#### What to produce:
Report the number of lines in these entries that contain "linked". Write only the number.

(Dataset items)

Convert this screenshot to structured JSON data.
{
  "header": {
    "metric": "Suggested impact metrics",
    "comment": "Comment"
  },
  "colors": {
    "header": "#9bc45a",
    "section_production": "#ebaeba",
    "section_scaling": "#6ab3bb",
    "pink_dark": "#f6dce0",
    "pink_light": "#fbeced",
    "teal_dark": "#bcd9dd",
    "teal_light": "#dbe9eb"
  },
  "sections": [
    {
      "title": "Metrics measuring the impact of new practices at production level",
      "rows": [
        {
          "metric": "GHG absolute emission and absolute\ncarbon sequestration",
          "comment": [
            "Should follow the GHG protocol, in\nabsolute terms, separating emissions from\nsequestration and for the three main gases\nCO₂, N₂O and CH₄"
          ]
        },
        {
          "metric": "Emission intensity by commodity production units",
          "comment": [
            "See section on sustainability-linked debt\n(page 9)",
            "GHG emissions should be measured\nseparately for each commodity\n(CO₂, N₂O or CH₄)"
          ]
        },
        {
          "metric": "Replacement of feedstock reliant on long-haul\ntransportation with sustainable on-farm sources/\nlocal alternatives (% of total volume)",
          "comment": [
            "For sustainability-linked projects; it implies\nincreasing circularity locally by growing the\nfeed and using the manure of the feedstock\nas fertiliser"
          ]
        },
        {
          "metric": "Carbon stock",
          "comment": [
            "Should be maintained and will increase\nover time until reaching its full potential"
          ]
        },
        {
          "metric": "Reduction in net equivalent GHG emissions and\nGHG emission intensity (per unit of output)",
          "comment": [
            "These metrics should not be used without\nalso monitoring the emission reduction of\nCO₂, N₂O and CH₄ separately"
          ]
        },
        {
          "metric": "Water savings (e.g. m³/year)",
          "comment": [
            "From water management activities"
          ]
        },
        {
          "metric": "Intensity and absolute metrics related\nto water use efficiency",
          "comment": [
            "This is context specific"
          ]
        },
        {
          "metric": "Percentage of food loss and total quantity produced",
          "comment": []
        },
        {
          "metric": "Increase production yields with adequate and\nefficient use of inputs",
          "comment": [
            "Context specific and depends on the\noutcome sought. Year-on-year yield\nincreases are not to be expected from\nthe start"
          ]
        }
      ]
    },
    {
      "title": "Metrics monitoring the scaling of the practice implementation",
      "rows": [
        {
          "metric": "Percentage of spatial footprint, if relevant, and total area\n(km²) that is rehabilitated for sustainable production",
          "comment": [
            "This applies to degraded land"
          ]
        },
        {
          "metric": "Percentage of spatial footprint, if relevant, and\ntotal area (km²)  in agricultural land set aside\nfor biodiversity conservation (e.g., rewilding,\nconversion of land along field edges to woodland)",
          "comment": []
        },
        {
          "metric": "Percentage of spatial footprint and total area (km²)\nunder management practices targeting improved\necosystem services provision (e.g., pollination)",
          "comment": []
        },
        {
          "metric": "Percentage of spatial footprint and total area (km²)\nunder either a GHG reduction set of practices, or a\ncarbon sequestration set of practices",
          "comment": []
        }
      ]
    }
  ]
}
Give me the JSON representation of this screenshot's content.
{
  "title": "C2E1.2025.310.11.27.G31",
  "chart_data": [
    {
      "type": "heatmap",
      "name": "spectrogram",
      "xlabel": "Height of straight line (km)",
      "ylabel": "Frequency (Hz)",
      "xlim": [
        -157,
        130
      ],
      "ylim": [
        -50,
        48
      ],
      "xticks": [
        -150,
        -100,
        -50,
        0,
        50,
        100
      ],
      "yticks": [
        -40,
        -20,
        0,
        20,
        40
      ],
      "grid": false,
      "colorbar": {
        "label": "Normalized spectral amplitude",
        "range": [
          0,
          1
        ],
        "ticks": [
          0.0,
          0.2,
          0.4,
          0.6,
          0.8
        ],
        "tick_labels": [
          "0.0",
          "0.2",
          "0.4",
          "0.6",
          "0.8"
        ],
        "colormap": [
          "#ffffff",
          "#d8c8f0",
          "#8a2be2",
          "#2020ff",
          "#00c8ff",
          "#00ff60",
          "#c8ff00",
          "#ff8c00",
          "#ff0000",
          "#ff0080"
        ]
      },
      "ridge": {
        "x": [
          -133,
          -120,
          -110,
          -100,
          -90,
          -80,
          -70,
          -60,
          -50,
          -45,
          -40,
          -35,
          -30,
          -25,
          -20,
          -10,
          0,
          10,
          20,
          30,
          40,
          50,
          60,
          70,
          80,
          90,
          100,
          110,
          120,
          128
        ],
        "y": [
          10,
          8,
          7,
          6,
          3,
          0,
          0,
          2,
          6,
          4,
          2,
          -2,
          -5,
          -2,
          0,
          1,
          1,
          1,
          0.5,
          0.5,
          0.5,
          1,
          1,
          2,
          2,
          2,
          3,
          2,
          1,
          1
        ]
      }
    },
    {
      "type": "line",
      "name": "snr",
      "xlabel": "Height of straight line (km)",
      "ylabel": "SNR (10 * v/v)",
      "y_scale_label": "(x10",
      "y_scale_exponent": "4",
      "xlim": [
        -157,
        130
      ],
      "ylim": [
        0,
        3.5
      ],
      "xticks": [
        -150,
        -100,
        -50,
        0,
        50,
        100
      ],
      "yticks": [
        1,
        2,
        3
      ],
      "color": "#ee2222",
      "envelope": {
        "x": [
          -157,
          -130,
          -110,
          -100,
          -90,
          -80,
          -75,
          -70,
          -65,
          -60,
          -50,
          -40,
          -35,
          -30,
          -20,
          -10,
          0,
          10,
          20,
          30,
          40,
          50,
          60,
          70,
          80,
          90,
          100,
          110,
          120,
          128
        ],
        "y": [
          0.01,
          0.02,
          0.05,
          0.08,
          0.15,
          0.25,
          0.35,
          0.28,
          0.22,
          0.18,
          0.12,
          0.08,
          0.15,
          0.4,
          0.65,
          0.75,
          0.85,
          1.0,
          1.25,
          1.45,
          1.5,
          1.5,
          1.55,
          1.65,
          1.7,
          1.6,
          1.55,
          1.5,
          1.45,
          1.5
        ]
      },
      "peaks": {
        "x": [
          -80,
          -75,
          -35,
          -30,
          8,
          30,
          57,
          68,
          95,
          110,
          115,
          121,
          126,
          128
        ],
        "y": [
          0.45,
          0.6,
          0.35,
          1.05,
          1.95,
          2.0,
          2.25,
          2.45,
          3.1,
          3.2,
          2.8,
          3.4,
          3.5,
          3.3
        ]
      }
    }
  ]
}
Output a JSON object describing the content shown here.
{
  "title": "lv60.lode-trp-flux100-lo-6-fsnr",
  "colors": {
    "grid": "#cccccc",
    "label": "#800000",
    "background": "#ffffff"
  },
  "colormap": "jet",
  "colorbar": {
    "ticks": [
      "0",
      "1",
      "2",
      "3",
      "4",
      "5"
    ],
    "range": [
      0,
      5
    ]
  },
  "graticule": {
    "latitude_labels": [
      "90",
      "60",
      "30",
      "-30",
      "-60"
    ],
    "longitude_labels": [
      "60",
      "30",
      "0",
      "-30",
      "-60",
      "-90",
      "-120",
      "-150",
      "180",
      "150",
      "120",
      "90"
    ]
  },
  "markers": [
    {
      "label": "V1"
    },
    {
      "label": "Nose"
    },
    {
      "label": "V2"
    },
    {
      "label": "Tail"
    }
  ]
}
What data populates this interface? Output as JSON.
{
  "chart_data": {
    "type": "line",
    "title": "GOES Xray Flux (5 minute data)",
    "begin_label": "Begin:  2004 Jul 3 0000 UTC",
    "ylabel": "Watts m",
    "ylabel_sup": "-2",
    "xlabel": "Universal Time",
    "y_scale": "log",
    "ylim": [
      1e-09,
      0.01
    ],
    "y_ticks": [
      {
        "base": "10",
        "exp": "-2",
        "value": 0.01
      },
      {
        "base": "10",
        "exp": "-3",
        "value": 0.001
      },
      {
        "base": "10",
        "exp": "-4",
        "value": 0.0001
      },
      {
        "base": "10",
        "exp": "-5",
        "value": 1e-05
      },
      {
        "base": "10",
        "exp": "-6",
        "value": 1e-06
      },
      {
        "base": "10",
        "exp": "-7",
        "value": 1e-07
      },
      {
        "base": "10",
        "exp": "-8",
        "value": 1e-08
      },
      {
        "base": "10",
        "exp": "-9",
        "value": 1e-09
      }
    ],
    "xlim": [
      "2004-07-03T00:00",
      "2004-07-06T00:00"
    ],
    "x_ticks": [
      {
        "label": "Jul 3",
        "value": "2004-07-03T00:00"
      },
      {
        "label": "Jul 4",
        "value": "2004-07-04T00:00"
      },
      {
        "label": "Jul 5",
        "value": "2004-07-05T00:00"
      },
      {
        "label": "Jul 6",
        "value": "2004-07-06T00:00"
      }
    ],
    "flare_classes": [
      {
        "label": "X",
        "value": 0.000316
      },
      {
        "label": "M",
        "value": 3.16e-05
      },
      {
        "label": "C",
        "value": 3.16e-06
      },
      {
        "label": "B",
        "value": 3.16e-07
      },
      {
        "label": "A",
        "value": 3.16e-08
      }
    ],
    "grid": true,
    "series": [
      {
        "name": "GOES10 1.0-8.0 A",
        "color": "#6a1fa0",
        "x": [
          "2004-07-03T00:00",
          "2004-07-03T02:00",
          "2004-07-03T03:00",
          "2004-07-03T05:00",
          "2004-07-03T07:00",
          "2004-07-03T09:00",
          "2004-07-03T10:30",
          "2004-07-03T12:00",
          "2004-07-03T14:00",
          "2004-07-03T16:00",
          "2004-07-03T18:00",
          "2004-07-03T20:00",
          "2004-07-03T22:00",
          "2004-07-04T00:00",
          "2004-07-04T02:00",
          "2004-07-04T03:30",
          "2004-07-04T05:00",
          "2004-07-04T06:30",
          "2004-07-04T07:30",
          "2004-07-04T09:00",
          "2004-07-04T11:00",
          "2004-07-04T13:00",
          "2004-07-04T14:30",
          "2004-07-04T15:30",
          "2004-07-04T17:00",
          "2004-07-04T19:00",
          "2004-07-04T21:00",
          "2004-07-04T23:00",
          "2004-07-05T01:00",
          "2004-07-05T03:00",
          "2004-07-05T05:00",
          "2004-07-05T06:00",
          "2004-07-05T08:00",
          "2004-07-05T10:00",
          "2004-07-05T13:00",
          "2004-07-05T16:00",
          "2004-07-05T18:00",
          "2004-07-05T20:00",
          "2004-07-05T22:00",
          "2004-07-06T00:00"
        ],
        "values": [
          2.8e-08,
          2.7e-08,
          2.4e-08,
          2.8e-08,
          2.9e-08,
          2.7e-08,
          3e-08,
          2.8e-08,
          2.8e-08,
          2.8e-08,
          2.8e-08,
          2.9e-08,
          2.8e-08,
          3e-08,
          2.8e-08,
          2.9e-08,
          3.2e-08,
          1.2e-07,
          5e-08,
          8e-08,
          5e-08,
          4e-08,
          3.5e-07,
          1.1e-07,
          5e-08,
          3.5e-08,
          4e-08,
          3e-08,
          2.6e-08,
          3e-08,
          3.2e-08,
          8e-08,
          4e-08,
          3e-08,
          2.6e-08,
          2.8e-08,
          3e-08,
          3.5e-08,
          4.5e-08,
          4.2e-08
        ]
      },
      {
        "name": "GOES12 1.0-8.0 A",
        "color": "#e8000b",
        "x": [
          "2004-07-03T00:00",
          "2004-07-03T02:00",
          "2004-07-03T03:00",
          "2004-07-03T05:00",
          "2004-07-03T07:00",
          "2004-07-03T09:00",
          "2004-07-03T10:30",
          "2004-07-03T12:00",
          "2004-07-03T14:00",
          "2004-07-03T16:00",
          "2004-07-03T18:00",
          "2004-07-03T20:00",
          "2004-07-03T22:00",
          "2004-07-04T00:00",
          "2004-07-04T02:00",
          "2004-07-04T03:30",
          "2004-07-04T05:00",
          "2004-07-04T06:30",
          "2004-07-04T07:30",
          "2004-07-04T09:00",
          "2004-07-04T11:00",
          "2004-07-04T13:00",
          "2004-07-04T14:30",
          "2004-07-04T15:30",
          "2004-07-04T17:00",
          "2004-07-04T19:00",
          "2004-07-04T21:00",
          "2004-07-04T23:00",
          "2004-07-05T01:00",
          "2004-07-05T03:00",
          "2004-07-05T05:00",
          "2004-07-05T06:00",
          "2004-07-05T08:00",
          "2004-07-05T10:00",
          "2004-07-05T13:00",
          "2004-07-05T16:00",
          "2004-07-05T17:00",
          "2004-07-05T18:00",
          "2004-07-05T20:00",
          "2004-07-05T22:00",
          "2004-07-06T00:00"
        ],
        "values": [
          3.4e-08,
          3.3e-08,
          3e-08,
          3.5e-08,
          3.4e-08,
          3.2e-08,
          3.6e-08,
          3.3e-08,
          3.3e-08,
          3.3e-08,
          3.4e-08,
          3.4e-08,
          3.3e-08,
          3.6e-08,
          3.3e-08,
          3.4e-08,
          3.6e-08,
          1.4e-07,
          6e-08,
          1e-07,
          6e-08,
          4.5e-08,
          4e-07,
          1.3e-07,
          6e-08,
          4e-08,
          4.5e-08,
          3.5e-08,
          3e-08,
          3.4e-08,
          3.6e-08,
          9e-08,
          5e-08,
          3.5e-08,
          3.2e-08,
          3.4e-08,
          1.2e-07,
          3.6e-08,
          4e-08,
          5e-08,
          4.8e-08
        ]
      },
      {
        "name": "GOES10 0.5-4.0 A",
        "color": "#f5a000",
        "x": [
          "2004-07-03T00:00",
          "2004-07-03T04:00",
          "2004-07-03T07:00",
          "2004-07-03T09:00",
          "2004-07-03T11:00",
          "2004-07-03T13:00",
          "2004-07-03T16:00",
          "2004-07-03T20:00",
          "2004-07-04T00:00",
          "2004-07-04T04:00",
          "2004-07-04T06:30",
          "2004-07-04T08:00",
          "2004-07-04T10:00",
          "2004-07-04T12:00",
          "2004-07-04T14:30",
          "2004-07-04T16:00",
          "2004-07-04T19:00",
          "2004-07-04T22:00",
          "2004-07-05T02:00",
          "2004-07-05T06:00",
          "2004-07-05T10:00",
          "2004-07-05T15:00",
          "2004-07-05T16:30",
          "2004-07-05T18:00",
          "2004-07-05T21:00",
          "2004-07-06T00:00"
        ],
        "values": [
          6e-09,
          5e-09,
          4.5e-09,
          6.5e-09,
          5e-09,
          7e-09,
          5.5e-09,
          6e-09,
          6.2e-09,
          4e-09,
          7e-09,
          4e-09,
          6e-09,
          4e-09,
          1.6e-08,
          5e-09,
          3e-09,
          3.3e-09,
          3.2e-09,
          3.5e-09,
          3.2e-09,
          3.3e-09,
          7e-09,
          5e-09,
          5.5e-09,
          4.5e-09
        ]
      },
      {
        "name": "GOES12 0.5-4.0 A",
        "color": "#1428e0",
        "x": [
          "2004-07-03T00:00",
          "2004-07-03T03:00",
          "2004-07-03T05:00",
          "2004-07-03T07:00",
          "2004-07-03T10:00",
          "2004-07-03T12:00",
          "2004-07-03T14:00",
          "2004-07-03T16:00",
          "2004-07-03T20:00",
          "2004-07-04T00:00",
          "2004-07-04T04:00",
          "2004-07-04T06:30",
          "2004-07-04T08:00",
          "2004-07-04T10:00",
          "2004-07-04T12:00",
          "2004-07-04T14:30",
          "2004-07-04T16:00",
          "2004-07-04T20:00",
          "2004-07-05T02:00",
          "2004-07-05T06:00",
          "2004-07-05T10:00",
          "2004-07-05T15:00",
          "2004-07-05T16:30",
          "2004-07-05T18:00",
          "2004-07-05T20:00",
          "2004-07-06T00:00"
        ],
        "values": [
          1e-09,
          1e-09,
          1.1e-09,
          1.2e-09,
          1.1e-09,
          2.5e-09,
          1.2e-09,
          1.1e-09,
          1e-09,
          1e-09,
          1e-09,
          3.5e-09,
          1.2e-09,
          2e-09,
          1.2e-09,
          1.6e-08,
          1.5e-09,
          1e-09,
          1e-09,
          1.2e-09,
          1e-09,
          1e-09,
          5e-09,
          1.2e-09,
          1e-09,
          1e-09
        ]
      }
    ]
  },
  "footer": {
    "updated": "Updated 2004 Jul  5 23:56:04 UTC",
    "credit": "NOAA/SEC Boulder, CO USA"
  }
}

#### Final result:
2